-- Start of Source data --

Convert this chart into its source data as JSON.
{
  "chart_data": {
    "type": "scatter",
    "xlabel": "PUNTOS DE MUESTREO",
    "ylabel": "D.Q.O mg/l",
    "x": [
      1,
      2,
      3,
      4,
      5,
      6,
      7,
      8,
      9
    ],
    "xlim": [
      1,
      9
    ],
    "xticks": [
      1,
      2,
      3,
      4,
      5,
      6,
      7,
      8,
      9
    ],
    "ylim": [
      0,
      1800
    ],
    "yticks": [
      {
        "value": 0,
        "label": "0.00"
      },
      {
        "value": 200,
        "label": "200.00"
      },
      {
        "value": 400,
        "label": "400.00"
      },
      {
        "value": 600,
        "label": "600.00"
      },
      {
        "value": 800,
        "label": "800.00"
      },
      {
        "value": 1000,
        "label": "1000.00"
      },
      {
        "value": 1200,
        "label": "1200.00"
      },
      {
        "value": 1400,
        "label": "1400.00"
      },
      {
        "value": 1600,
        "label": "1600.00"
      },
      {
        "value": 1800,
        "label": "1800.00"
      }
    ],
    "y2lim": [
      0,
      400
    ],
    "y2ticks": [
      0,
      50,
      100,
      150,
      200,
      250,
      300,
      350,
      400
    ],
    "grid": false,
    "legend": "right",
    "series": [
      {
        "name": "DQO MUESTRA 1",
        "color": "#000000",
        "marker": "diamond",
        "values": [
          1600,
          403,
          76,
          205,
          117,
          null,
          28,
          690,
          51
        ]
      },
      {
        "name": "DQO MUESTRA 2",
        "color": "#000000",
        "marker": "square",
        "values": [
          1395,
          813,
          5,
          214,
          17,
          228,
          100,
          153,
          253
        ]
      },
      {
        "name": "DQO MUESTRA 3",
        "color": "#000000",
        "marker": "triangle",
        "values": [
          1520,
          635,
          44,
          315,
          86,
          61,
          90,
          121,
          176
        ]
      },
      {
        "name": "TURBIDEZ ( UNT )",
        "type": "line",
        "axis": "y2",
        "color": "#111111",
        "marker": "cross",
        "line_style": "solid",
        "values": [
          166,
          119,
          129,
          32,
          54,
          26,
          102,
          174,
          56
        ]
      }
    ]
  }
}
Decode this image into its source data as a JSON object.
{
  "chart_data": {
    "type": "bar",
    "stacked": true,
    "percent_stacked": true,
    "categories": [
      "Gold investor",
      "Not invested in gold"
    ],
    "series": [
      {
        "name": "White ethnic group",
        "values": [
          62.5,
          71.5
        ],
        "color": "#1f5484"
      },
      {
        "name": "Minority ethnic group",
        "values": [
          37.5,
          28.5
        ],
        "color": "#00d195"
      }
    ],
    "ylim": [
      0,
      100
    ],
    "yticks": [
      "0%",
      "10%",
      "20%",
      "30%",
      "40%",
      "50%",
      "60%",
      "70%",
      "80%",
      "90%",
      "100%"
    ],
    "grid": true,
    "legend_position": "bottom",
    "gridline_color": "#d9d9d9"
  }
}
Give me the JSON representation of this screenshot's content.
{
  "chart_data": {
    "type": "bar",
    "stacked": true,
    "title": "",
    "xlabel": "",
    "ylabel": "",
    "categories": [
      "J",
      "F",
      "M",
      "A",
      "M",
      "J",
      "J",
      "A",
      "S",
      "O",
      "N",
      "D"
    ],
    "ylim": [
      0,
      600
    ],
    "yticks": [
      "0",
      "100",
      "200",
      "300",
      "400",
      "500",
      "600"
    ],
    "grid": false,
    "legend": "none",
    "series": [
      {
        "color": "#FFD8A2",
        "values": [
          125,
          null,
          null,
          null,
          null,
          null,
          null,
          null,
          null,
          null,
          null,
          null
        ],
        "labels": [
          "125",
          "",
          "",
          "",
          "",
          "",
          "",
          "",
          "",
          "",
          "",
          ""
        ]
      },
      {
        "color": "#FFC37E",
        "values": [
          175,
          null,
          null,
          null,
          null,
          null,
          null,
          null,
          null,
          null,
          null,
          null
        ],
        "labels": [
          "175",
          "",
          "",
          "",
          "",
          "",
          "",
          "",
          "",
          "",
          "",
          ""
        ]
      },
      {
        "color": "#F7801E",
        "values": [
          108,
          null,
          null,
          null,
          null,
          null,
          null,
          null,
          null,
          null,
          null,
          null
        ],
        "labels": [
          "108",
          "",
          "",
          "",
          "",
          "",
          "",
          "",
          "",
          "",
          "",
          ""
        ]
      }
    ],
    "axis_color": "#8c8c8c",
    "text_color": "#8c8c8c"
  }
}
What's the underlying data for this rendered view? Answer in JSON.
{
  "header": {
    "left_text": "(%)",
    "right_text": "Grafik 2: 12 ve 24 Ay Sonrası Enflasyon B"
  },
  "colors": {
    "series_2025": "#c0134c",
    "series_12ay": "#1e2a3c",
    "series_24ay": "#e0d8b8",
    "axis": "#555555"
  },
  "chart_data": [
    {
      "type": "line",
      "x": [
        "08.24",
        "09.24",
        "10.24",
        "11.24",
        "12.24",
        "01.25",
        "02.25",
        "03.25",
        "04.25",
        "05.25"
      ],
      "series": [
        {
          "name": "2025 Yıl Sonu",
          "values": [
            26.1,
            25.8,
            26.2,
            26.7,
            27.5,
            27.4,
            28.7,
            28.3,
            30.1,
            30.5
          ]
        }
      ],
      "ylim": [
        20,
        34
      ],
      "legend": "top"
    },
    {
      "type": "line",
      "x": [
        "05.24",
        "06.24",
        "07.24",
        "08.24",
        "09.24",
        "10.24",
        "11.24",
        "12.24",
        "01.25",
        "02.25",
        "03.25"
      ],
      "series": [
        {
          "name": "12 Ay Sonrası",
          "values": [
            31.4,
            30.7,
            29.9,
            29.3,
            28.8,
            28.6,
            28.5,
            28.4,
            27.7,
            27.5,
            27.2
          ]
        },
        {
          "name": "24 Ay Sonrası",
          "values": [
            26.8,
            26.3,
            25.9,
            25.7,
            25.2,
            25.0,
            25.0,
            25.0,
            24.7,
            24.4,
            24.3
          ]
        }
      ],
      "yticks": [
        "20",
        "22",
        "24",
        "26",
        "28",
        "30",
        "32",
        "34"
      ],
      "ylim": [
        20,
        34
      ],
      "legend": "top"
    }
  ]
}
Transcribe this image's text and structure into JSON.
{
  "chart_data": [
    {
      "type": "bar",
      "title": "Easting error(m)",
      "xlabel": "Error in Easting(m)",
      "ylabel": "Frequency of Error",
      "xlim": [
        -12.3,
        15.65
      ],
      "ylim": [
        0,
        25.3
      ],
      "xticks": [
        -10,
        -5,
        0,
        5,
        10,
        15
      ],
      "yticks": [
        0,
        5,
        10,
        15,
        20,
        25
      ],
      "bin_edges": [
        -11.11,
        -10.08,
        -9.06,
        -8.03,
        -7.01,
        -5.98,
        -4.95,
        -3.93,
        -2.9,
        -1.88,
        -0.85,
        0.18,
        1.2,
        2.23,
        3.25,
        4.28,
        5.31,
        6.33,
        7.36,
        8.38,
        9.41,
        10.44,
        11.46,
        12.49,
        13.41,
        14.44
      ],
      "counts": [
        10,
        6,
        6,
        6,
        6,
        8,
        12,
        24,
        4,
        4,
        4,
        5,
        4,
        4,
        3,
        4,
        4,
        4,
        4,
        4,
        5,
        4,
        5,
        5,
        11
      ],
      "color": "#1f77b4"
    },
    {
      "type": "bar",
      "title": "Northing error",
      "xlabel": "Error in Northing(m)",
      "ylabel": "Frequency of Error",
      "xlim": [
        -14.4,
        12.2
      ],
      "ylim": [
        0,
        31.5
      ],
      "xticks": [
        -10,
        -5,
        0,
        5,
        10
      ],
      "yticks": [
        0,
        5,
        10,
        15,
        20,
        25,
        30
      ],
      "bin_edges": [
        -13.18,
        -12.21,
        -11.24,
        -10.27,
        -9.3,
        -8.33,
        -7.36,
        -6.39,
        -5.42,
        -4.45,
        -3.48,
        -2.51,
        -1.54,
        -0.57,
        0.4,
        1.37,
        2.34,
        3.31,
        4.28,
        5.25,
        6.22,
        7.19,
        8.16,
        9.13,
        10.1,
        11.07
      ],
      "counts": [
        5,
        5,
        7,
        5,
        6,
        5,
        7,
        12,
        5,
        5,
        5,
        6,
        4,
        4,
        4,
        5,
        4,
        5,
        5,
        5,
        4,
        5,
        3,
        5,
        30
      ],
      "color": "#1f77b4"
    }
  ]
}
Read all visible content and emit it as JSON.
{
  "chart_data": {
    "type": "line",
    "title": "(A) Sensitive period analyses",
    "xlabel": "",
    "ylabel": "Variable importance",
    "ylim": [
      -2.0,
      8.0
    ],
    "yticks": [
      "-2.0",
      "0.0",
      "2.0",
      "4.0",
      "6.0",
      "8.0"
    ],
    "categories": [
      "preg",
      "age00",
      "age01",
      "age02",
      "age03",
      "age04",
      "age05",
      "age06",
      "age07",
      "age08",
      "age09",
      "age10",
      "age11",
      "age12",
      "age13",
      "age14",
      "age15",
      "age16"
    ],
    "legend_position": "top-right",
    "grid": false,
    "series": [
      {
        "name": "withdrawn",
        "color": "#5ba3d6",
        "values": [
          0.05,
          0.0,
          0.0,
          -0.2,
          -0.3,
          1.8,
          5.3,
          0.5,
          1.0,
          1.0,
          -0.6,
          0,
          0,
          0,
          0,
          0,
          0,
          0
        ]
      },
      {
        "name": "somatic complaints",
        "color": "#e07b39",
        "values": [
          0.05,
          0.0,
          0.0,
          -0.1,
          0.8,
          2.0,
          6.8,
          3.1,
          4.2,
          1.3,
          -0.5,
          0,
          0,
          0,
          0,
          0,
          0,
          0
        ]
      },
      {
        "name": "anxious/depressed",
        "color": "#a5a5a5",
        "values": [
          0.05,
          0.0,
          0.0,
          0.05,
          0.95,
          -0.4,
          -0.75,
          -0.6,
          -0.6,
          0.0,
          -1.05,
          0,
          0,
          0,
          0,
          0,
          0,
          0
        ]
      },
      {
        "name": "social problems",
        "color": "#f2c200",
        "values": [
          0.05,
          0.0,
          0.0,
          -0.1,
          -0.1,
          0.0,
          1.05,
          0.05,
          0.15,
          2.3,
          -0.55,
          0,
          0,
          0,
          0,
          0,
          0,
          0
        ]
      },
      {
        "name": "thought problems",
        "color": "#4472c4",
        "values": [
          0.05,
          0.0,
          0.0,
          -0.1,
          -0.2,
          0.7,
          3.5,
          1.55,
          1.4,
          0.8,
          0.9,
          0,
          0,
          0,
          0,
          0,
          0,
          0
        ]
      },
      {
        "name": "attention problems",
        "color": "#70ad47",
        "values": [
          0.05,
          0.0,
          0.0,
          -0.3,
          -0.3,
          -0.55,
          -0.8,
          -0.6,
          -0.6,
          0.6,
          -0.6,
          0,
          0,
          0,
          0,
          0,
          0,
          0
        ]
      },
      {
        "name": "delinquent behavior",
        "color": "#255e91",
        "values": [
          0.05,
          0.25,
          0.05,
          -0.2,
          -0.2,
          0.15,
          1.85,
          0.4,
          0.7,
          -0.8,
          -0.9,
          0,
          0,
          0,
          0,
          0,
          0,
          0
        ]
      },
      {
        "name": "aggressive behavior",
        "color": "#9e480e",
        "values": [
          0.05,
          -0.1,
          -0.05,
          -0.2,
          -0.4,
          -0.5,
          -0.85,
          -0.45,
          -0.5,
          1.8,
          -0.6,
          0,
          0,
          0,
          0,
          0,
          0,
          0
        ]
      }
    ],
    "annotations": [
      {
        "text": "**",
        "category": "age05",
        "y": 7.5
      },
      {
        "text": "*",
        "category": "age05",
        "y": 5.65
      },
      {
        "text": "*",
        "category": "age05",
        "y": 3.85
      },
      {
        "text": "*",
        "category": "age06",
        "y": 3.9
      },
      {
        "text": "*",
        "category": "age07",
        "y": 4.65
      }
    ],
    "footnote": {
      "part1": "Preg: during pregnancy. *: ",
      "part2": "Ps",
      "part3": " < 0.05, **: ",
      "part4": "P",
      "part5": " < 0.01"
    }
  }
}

-- End of Source data --

**Task**. Find every line containing the word "ylabel", then give the total and nothing more.

**The result**. 5